Records provided —
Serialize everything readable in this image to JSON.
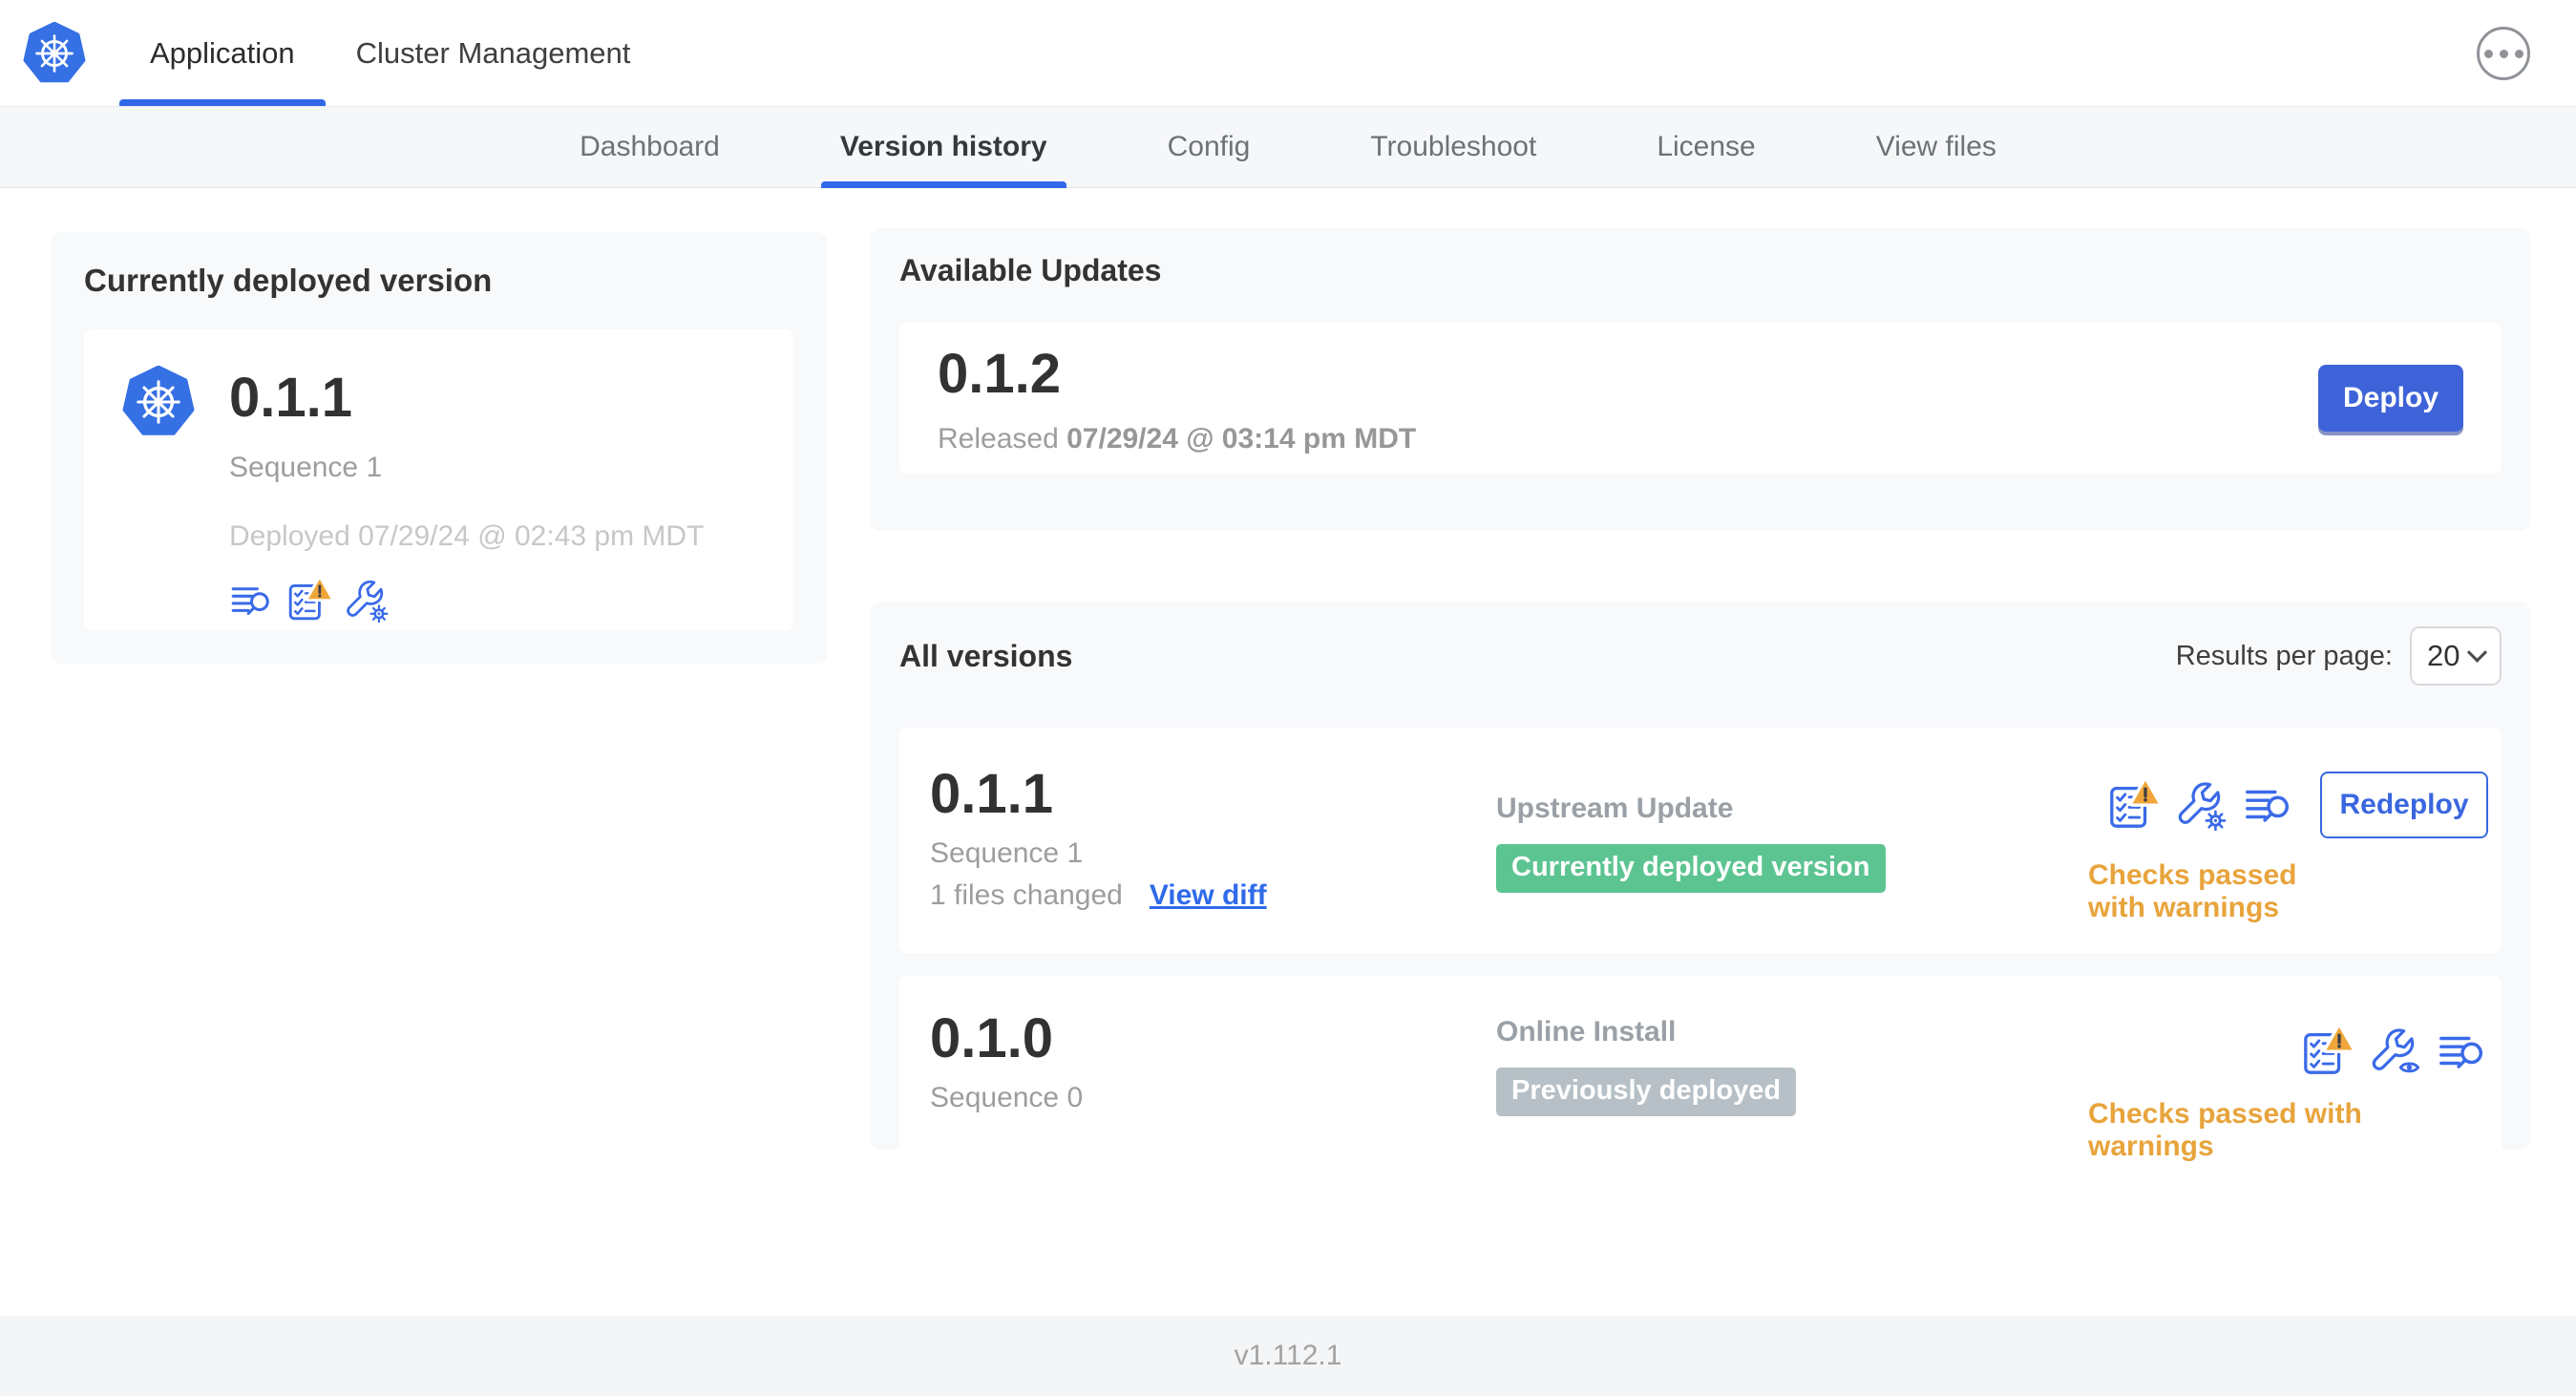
{
  "colors": {
    "accent_blue": "#3268e8",
    "deploy_button_blue": "#3e63d8",
    "kubernetes_blue": "#3570e4",
    "success_badge_green": "#5cc491",
    "muted_badge_gray": "#b6c0c6",
    "warning_orange": "#e8a43c",
    "text_dark": "#323232",
    "text_gray": "#9d9d9d",
    "text_light_gray": "#c7c7c7"
  },
  "header": {
    "logo_icon": "kubernetes-logo",
    "tabs": [
      {
        "label": "Application",
        "active": true
      },
      {
        "label": "Cluster Management",
        "active": false
      }
    ],
    "more_button_icon": "ellipsis-icon"
  },
  "subnav": {
    "tabs": [
      {
        "label": "Dashboard",
        "active": false
      },
      {
        "label": "Version history",
        "active": true
      },
      {
        "label": "Config",
        "active": false
      },
      {
        "label": "Troubleshoot",
        "active": false
      },
      {
        "label": "License",
        "active": false
      },
      {
        "label": "View files",
        "active": false
      }
    ]
  },
  "current_version": {
    "title": "Currently deployed version",
    "version": "0.1.1",
    "sequence": "Sequence 1",
    "deployed": "Deployed 07/29/24 @ 02:43 pm MDT",
    "icons": [
      "logs-search-icon",
      "preflight-warning-icon",
      "config-edit-icon"
    ]
  },
  "available_updates": {
    "title": "Available Updates",
    "version": "0.1.2",
    "released_prefix": "Released",
    "released_date": "07/29/24 @ 03:14 pm MDT",
    "deploy_button": "Deploy"
  },
  "all_versions": {
    "title": "All versions",
    "results_per_page_label": "Results per page:",
    "results_per_page_value": "20",
    "rows": [
      {
        "version": "0.1.1",
        "sequence": "Sequence 1",
        "files_changed": "1 files changed",
        "view_diff_link": "View diff",
        "source": "Upstream Update",
        "badge": "Currently deployed version",
        "badge_color": "#5cc491",
        "icons": [
          "preflight-warning-icon",
          "config-edit-icon",
          "logs-search-icon"
        ],
        "action_button": "Redeploy",
        "status": "Checks passed with warnings"
      },
      {
        "version": "0.1.0",
        "sequence": "Sequence 0",
        "source": "Online Install",
        "badge": "Previously deployed",
        "badge_color": "#b6c0c6",
        "icons": [
          "preflight-warning-icon",
          "config-view-icon",
          "logs-search-icon"
        ],
        "status": "Checks passed with warnings"
      }
    ]
  },
  "footer": {
    "app_version": "v1.112.1"
  }
}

Stated task — Pictures in the data above should not be copied; transcribe everything else exactly.

Correct result —
Serialize everything readable in this image to JSON.
{
  "colors": {
    "accent_blue": "#3268e8",
    "deploy_button_blue": "#3e63d8",
    "kubernetes_blue": "#3570e4",
    "success_badge_green": "#5cc491",
    "muted_badge_gray": "#b6c0c6",
    "warning_orange": "#e8a43c",
    "text_dark": "#323232",
    "text_gray": "#9d9d9d",
    "text_light_gray": "#c7c7c7"
  },
  "header": {
    "logo_icon": "kubernetes-logo",
    "tabs": [
      {
        "label": "Application",
        "active": true
      },
      {
        "label": "Cluster Management",
        "active": false
      }
    ],
    "more_button_icon": "ellipsis-icon"
  },
  "subnav": {
    "tabs": [
      {
        "label": "Dashboard",
        "active": false
      },
      {
        "label": "Version history",
        "active": true
      },
      {
        "label": "Config",
        "active": false
      },
      {
        "label": "Troubleshoot",
        "active": false
      },
      {
        "label": "License",
        "active": false
      },
      {
        "label": "View files",
        "active": false
      }
    ]
  },
  "current_version": {
    "title": "Currently deployed version",
    "version": "0.1.1",
    "sequence": "Sequence 1",
    "deployed": "Deployed 07/29/24 @ 02:43 pm MDT",
    "icons": [
      "logs-search-icon",
      "preflight-warning-icon",
      "config-edit-icon"
    ]
  },
  "available_updates": {
    "title": "Available Updates",
    "version": "0.1.2",
    "released_prefix": "Released",
    "released_date": "07/29/24 @ 03:14 pm MDT",
    "deploy_button": "Deploy"
  },
  "all_versions": {
    "title": "All versions",
    "results_per_page_label": "Results per page:",
    "results_per_page_value": "20",
    "rows": [
      {
        "version": "0.1.1",
        "sequence": "Sequence 1",
        "files_changed": "1 files changed",
        "view_diff_link": "View diff",
        "source": "Upstream Update",
        "badge": "Currently deployed version",
        "badge_color": "#5cc491",
        "icons": [
          "preflight-warning-icon",
          "config-edit-icon",
          "logs-search-icon"
        ],
        "action_button": "Redeploy",
        "status": "Checks passed with warnings"
      },
      {
        "version": "0.1.0",
        "sequence": "Sequence 0",
        "source": "Online Install",
        "badge": "Previously deployed",
        "badge_color": "#b6c0c6",
        "icons": [
          "preflight-warning-icon",
          "config-view-icon",
          "logs-search-icon"
        ],
        "status": "Checks passed with warnings"
      }
    ]
  },
  "footer": {
    "app_version": "v1.112.1"
  }
}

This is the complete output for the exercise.